**EXERCISE**
Copy out all lines in the data below containing the string "status".

**RECORD EXCERPTS**
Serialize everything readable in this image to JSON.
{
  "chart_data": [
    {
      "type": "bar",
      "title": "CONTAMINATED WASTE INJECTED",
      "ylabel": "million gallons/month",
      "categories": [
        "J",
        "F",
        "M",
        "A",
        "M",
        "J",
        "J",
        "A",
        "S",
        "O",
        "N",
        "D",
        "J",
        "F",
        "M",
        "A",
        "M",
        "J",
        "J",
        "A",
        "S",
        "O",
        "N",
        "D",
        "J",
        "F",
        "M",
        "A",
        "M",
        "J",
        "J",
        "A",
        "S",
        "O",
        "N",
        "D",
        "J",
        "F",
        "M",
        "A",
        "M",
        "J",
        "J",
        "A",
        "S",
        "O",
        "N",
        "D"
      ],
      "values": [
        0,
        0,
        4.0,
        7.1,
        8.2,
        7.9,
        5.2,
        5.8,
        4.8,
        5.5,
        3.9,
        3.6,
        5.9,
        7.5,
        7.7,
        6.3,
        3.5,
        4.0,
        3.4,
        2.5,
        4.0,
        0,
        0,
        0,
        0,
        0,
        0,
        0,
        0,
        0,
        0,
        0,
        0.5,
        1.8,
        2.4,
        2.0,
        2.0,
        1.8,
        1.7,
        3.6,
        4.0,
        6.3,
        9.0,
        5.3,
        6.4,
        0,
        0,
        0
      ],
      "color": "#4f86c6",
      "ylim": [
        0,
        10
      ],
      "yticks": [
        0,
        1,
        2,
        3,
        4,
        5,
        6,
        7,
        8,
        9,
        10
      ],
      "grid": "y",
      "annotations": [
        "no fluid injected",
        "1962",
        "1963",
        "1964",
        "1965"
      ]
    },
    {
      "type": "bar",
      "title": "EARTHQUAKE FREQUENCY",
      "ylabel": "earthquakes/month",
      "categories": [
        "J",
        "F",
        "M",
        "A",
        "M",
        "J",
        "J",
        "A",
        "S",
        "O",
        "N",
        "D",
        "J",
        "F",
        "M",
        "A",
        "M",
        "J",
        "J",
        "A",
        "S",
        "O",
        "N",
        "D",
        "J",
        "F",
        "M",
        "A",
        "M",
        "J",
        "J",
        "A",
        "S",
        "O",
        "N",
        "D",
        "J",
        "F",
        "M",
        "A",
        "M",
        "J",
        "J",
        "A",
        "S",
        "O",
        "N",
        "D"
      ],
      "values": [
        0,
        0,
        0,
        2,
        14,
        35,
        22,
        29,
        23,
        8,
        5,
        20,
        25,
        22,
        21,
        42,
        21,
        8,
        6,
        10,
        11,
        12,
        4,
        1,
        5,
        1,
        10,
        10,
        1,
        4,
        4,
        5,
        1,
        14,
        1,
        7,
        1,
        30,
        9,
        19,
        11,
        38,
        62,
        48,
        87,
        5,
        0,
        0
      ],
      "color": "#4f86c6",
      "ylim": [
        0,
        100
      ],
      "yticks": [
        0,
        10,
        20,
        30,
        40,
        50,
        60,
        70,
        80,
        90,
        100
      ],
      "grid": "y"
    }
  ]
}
--
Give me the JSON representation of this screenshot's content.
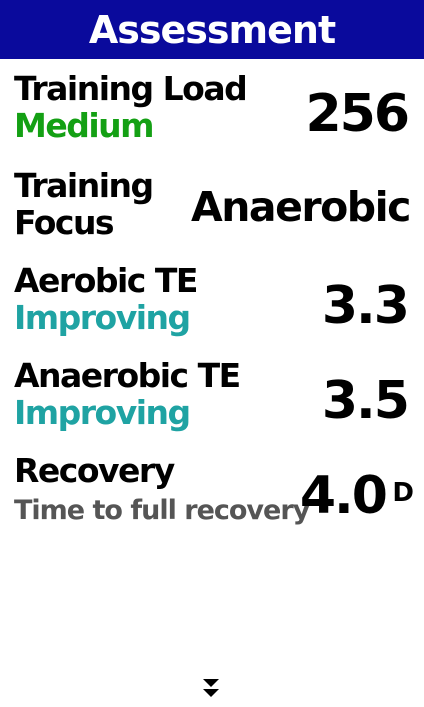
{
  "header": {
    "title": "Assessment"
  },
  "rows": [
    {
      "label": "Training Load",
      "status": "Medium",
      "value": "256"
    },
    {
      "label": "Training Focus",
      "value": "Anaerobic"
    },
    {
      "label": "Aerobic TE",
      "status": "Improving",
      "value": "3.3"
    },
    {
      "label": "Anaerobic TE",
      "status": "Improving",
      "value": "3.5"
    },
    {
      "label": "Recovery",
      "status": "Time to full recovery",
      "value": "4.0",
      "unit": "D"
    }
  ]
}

**RESPONSE**
      "status": "Medium",
      "status": "Improving",
      "status": "Improving",
      "status": "Time to full recovery",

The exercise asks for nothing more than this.